AIM OF THE EXERCISE: In the listing below, count each line containing "Minutes" and answer with the count only.

--- --- ---

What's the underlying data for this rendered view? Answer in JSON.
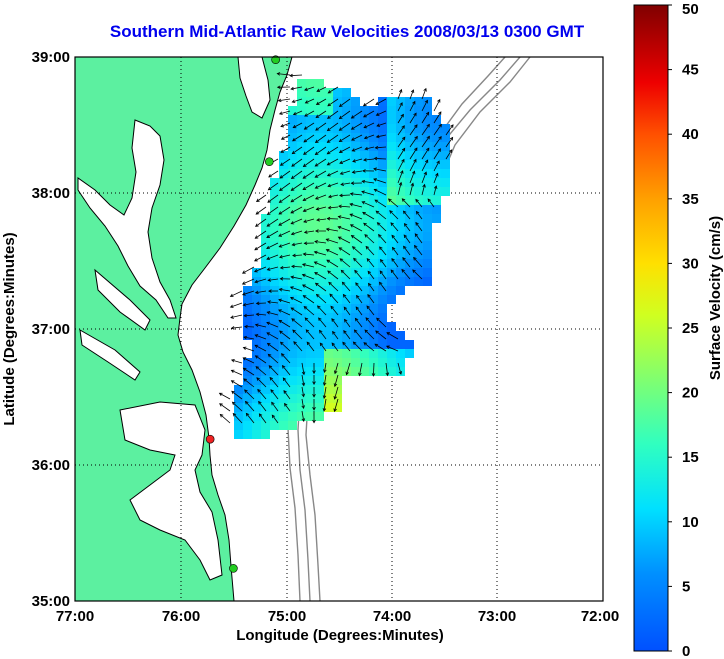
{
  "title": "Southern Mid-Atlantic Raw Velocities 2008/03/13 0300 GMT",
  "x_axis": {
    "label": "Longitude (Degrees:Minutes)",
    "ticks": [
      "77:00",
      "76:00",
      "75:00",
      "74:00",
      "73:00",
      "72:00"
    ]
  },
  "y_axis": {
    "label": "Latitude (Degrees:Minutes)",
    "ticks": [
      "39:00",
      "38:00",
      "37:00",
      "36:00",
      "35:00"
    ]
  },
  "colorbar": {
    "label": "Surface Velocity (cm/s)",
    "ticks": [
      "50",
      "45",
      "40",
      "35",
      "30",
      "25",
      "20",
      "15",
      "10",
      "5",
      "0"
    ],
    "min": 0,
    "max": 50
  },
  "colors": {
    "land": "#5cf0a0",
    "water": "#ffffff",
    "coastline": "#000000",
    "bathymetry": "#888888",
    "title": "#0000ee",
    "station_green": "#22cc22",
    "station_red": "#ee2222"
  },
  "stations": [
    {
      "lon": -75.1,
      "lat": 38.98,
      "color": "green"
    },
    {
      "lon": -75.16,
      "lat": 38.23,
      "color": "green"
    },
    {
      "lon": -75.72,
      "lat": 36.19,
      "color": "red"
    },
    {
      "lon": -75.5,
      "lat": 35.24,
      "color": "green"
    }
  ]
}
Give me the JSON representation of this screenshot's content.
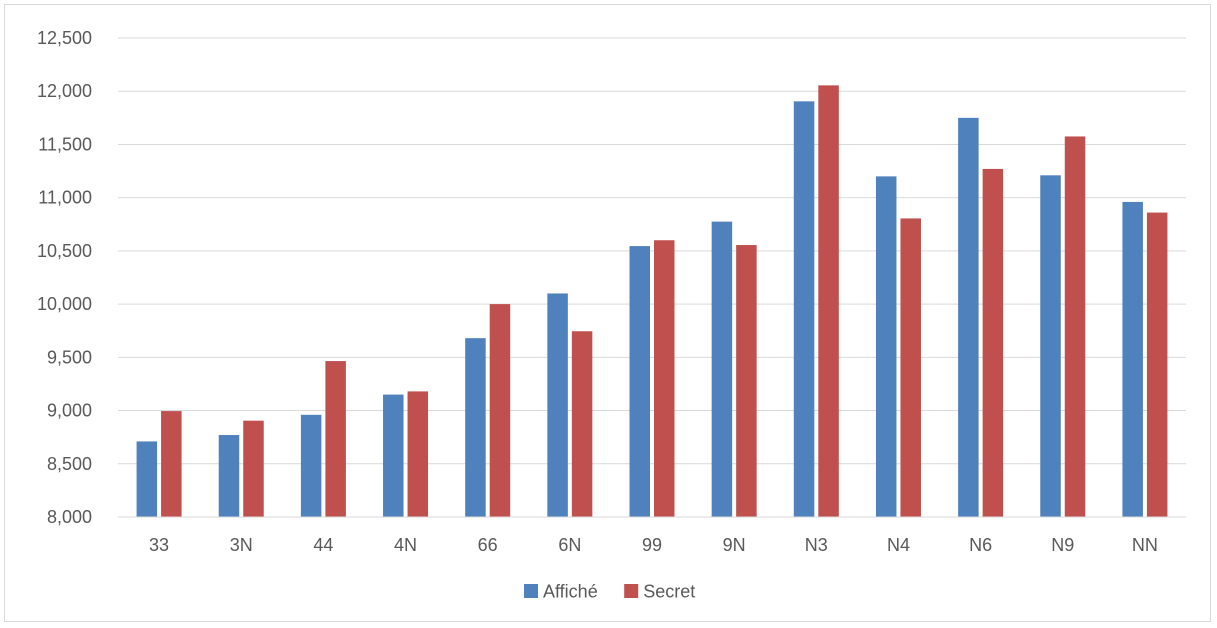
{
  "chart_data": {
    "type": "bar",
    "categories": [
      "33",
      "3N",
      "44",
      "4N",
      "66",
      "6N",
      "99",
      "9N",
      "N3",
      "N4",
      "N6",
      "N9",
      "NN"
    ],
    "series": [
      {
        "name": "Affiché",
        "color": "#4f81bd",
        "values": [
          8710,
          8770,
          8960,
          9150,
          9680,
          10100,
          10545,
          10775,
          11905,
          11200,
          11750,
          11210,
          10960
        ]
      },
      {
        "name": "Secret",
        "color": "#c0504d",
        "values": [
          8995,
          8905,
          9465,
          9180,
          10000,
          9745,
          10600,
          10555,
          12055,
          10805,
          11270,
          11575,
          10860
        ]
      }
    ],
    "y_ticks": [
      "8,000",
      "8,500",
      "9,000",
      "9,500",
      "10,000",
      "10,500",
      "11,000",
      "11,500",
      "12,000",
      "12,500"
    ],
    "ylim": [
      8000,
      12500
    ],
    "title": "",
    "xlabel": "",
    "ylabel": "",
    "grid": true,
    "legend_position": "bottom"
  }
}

--- --- ---

FINAL RESULT: 2